> **Text for analysis**:

◇ ◇ ◇ ◇ ◇

Another dog, Petunia, was rescued as a result of the collective efforts of C.H.A.I.N.E.D. and was in an equally terrible situation.
“Petunia was in a hoarding situation in Detroit,” explains Hart.
“She was found on the property of an elderly woman in January,” who wanted to help the pit bull, but was obviously overwhelmed.
The woman willfully relinquished Petunia, and Hart has more or less taken responsibility for the pooch until a permanent home can be found. Petunia had been boarded at Dexter Animal Clinic since January, (as Hart has three pets of her own, plus Blanca) and Hart pays for her care, including the cost of boarding.
“She’s a wonderful, sweet dog who is incredibly people-oriented — and she’s been receptive to training, but she deserves her own family,” offers Karp, who would come to the facility to take Petunia out for a long walk and give her a break from the kennel environment.
Just a few days ago, a family stepped up and offered to foster the pooch (who now has her own Facebook page) for just a short time.
“It would be great to see her get permanent family of her own — she’s a bit timid at first, but she really warms up to you once she’s had a chance to get to know you. It’s not her fault that she was in the situation that she was found in,” adds Hart.

◇ ◇ ◇ ◇ ◇

> **Source information**:
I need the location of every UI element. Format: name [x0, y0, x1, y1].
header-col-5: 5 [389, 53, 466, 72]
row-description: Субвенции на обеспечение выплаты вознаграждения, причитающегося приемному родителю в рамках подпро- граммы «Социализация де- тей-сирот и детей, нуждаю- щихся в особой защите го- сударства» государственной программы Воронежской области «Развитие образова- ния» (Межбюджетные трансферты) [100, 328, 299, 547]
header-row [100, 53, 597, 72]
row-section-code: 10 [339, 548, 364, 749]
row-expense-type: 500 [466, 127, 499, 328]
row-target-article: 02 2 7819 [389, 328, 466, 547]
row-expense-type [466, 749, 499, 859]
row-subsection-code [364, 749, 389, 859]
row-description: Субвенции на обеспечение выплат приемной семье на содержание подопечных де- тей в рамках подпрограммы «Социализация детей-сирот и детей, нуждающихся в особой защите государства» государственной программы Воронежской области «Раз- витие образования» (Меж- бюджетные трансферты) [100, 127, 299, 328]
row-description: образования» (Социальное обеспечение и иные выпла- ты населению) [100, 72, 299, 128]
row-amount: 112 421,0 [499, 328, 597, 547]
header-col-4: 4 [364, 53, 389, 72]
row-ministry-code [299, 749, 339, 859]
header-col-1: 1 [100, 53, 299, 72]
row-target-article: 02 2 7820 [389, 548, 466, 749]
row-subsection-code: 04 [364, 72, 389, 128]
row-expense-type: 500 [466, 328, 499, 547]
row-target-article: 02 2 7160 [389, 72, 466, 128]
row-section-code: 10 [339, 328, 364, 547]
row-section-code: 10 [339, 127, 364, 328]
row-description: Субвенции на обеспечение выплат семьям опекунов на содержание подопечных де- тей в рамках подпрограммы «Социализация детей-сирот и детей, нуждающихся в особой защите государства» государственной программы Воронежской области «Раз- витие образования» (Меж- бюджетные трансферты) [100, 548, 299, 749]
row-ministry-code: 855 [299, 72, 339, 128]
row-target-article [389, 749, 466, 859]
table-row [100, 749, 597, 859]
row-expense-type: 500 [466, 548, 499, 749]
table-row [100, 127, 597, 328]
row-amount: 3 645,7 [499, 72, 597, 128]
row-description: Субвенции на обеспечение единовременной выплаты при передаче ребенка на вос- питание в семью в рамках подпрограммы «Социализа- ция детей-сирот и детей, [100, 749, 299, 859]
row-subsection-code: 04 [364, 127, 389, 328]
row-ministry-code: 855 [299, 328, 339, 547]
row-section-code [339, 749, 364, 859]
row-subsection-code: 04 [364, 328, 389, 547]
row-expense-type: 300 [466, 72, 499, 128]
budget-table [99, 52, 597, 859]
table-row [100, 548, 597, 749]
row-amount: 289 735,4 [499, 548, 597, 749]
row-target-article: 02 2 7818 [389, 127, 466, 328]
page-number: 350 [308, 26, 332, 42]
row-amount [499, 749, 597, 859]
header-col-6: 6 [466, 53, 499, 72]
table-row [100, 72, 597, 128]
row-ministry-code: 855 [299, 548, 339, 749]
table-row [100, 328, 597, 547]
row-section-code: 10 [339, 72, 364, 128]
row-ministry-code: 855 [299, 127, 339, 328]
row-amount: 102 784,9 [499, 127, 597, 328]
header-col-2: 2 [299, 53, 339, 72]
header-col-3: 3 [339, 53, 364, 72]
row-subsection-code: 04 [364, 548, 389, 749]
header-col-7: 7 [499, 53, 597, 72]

◇ ◇ ◇ ◇ ◇

> **Tasks to perform**:
1. In the text about Petunia, shorten the paragraph beginning "The woman willfully relinquished Petunia" and keep its main facts.
2. According to the text about Petunia, where was Petunia found?
3. Write the next part of the text about Petunia, picking up after its final sentence.
The lines above are separate material, apart from the text about Petunia.

> **Answers to this exercise**:
1. The woman gave Petunia up, and Hart has largely taken responsibility for her until a permanent home is found. Hart already has three pets of her own plus Blanca, so Petunia has been boarded at Dexter Animal Clinic since January. Hart pays for her care, including boarding.

2. She was found in a hoarding situation in Detroit, on the property of an elderly woman.

3.
Petunia and Blanca are like a lot of pets in need all around the area, and both women do what they can to be a part of the solution.
That being said, if one is interested in doing the same, it can be hard knowing where to begin.
So, what does it take to be a volunteer?
First, both women say, you just need to be passionate about the welfare of animals, and to be willing to commit your time.
“Although your time as a volunteer can be flexible, sticking to the time that you committed to is important. These organizations rely on — and value — your help,” notes Karp.
And there are so many ways to help. But two crucial areas for most organizations are transport and fostering — two areas that Karp and Hart, who works full-time, know well.
As a volunteer with Open Arms Pound Rescue, based in Ohio, Hart also volunteers a few hours a month to transport dogs on one leg of the journey from Kentucky to Canada.
Quite often, getting animals from one point to another for needed veterinary care, or to adoption events and the like can be a challenge for these non-profits.
Fostering is a much-needed role that needs filling in almost any animal welfare group, including HSHV, which both women emphasize is impeccably run and well-organized.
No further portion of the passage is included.